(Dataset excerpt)
......

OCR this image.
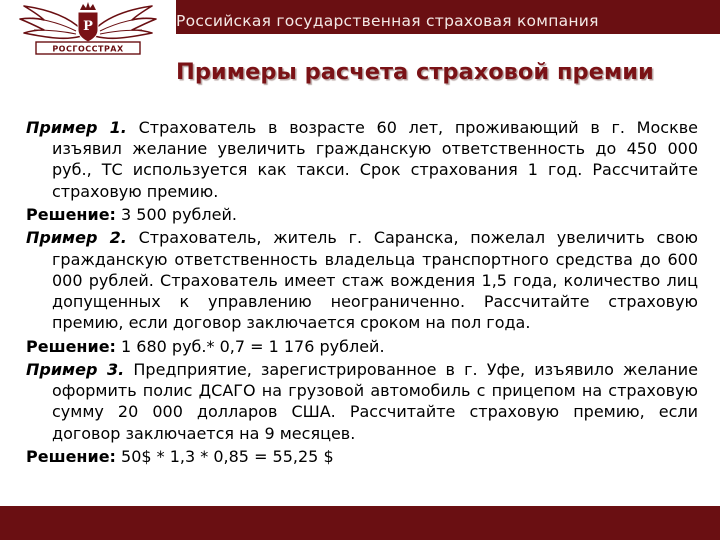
Р
РОСГОССТРАХ
Российская государственная страховая компания
Примеры расчета страховой премии

Пример 1. Страхователь в возрасте 60 лет, проживающий в г. Москве изъявил желание увеличить гражданскую ответственность до 450 000 руб., ТС используется как такси. Срок страхования 1 год. Рассчитайте страховую премию.

Решение: 3 500 рублей.

Пример 2. Страхователь, житель г. Саранска, пожелал увеличить свою гражданскую ответственность владельца транспортного средства до 600 000 рублей. Страхователь имеет стаж вождения 1,5 года, количество лиц допущенных к управлению неограниченно. Рассчитайте страховую премию, если договор заключается сроком на пол года.

Решение: 1 680 руб.* 0,7 = 1 176 рублей.

Пример 3. Предприятие, зарегистрированное в г. Уфе, изъявило желание оформить полис ДСАГО на грузовой автомобиль с прицепом на страховую сумму 20 000 долларов США. Рассчитайте страховую премию, если договор заключается на 9 месяцев.

Решение: 50$ * 1,3 * 0,85 = 55,25 $
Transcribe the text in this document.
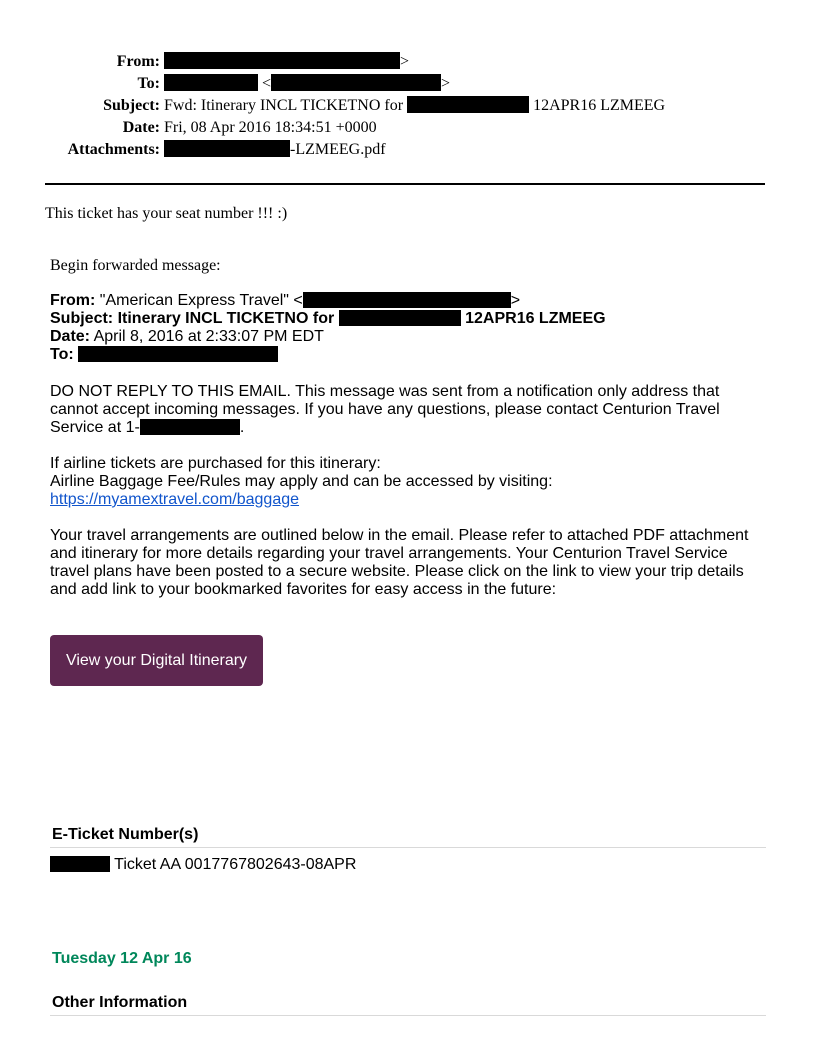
From:	>
To:	<	>
Subject: Fwd: Itinerary INCL TICKETNO for	12APR16 LZMEEG
Date: Fri, 08 Apr 2016 18:34:51 +0000
Attachments:	-LZMEEG.pdf
This ticket has your seat number !!! :)
Begin forwarded message:
From: "American Express Travel" <	>
Subject: Itinerary INCL TICKETNO for	12APR16 LZMEEG
Date: April 8, 2016 at 2:33:07 PM EDT
To:
DO NOT REPLY TO THIS EMAIL. This message was sent from a notification only address that cannot accept incoming messages. If you have any questions, please contact Centurion Travel Service at 1-	.
If airline tickets are purchased for this itinerary:
Airline Baggage Fee/Rules may apply and can be accessed by visiting:
https://myamextravel.com/baggage
Your travel arrangements are outlined below in the email. Please refer to attached PDF attachment and itinerary for more details regarding your travel arrangements. Your Centurion Travel Service travel plans have been posted to a secure website. Please click on the link to view your trip details and add link to your bookmarked favorites for easy access in the future:
View your Digital Itinerary
E-Ticket Number(s)
Ticket AA 0017767802643-08APR
Tuesday 12 Apr 16
Other Information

......

Directions —
Go through the material above and print all of it exactly, except the pictures.

Solved exercise —
OCR this image.
Р
РОСГОССТРАХ
Российская государственная страховая компания
Примеры расчета страховой премии

Пример 1. Страхователь в возрасте 60 лет, проживающий в г. Москве изъявил желание увеличить гражданскую ответственность до 450 000 руб., ТС используется как такси. Срок страхования 1 год. Рассчитайте страховую премию.

Решение: 3 500 рублей.

Пример 2. Страхователь, житель г. Саранска, пожелал увеличить свою гражданскую ответственность владельца транспортного средства до 600 000 рублей. Страхователь имеет стаж вождения 1,5 года, количество лиц допущенных к управлению неограниченно. Рассчитайте страховую премию, если договор заключается сроком на пол года.

Решение: 1 680 руб.* 0,7 = 1 176 рублей.

Пример 3. Предприятие, зарегистрированное в г. Уфе, изъявило желание оформить полис ДСАГО на грузовой автомобиль с прицепом на страховую сумму 20 000 долларов США. Рассчитайте страховую премию, если договор заключается на 9 месяцев.

Решение: 50$ * 1,3 * 0,85 = 55,25 $
Transcribe the text in this document.
From:	>
To:	<	>
Subject: Fwd: Itinerary INCL TICKETNO for	12APR16 LZMEEG
Date: Fri, 08 Apr 2016 18:34:51 +0000
Attachments:	-LZMEEG.pdf
This ticket has your seat number !!! :)
Begin forwarded message:
From: "American Express Travel" <	>
Subject: Itinerary INCL TICKETNO for	12APR16 LZMEEG
Date: April 8, 2016 at 2:33:07 PM EDT
To:
DO NOT REPLY TO THIS EMAIL. This message was sent from a notification only address that cannot accept incoming messages. If you have any questions, please contact Centurion Travel Service at 1-	.
If airline tickets are purchased for this itinerary:
Airline Baggage Fee/Rules may apply and can be accessed by visiting:
https://myamextravel.com/baggage
Your travel arrangements are outlined below in the email. Please refer to attached PDF attachment and itinerary for more details regarding your travel arrangements. Your Centurion Travel Service travel plans have been posted to a secure website. Please click on the link to view your trip details and add link to your bookmarked favorites for easy access in the future:
View your Digital Itinerary
E-Ticket Number(s)
Ticket AA 0017767802643-08APR
Tuesday 12 Apr 16
Other Information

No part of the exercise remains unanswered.